John de Beauchamp, 1st Baron Beauchamp (fourth creation)

Effigy of John de Beauchamp, 1st Baron Beauchamp (d.1388) and his wife, Worcester Cathedral

John de Beauchamp, 1st Baron Beauchamp of Kidderminster (died 1388) was an administrator and landowner. He came from Holt, Worcestershire, and belonged to a cadet branch of the great family of Beauchamp, whose head was the Earl of Warwick. He was the son of another John (born 1319), whom he succeeded in the 1360s. A favourite of the ailing King Edward III, in the years 1370 to 1375 he received several grants of offices, including the constableship of Bridgnorth Castle. He was elected for Worcestershire to Edward III's last parliament (January 1377) and Richard II's first (October 1377).

▶ **Saved data entries**:
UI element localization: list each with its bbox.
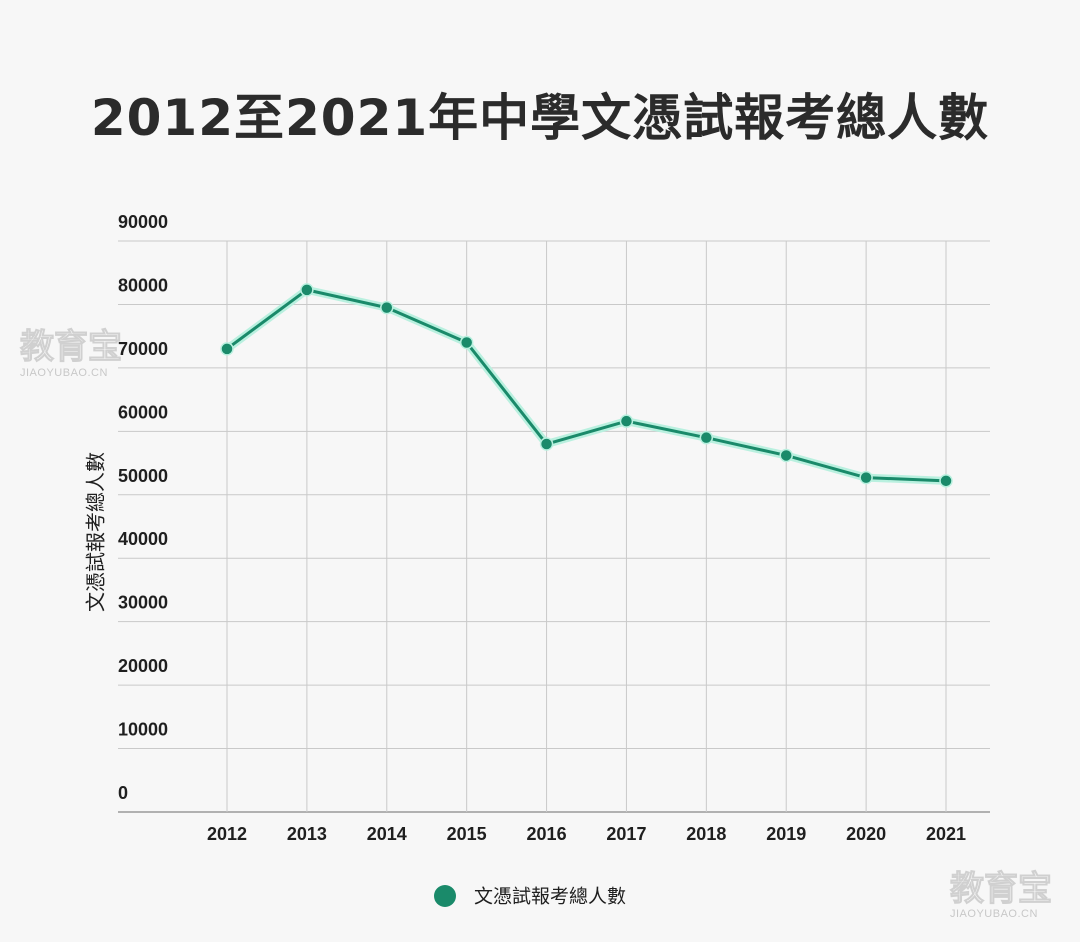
y-tick-label: 80000 [118,275,168,295]
legend-marker [434,885,456,907]
x-tick-label: 2020 [846,824,886,844]
grid-lines [118,240,990,813]
x-tick-label: 2012 [207,824,247,844]
y-tick-label: 50000 [118,466,168,486]
y-tick-label: 10000 [118,720,168,740]
y-axis-label: 文憑試報考總人數 [84,452,108,612]
data-point [859,470,873,485]
x-tick-labels: 2012 2013 2014 2015 2016 2017 2018 2019 2020 2021 [207,824,966,844]
data-point [779,448,793,463]
y-tick-label: 90000 [118,212,168,232]
legend: 文憑試報考總人數 [434,885,626,908]
watermark-sub: JIAOYUBAO.CN [20,367,108,379]
data-point [300,283,314,297]
y-tick-label: 40000 [118,529,168,549]
data-point [459,335,474,350]
data-point [220,342,234,356]
watermark-text: 教育宝 [950,869,1052,909]
data-point [539,437,554,451]
watermark-text: 教育宝 [20,327,122,367]
chart-title: 2012至2021年中學文憑試報考總人數 [90,89,990,147]
watermark-left: 教育宝 JIAOYUBAO.CN [20,327,123,380]
series-line [220,283,953,488]
data-point [939,474,953,488]
x-tick-label: 2015 [447,824,487,844]
data-point [699,430,714,445]
x-tick-label: 2014 [367,824,407,844]
data-point [380,300,394,315]
watermark-right: 教育宝 JIAOYUBAO.CN [950,869,1053,921]
y-tick-label: 30000 [118,593,168,613]
x-tick-label: 2018 [686,824,726,844]
x-tick-label: 2016 [527,824,567,844]
watermark-sub: JIAOYUBAO.CN [950,908,1038,920]
y-tick-label: 60000 [118,402,168,422]
y-tick-label: 0 [118,783,128,803]
series-polyline [226,288,947,483]
x-tick-label: 2021 [926,824,966,844]
y-tick-label: 20000 [118,656,168,676]
y-tick-labels: 0 10000 20000 30000 40000 50000 60000 70000 8000… [118,212,168,803]
legend-label: 文憑試報考總人數 [474,886,626,908]
x-tick-label: 2019 [766,824,806,844]
x-tick-label: 2013 [287,824,327,844]
x-tick-label: 2017 [606,824,646,844]
data-point [619,414,634,428]
series-glow [223,285,950,485]
y-tick-label: 70000 [118,339,168,359]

▶ **To do**:
A. Tally the lines of the records that contain the string "watermark", and reply with the number only.
B. Resume the biography of John de Beauchamp, 1st Baron Beauchamp, starting right after its final sentence.

▶ **Outputs by task**:
A. 6

B.
Richard II regarded him warmly, and acted as godfather to his son. Retained in the household, Beauchamp soon received substantial further patronage, and by 1384 he had been made Receiver of the Chamber and Keeper of the King's Jewels. He took the order of knighthood on Richard II's entry into Scotland in 1385. That December he was granted for life the office of Justiciar of North Wales, to which was added in August 1386 a charter of liberties within his recently purchased estate at Kidderminster. Even though the Commons demanded in October that a new Steward of the Household be appointed only in parliament, Richard II refused to comply, and in January 1387 he promoted Beauchamp to the stewardship. Even more provocative was Sir John's creation on 10 October following as ‘Lord of Beauchamp and Baron of Kidderminster’, a new dignity to be maintained from the estates of Deerhurst Priory. This was the first creation of a peerage by letters patent.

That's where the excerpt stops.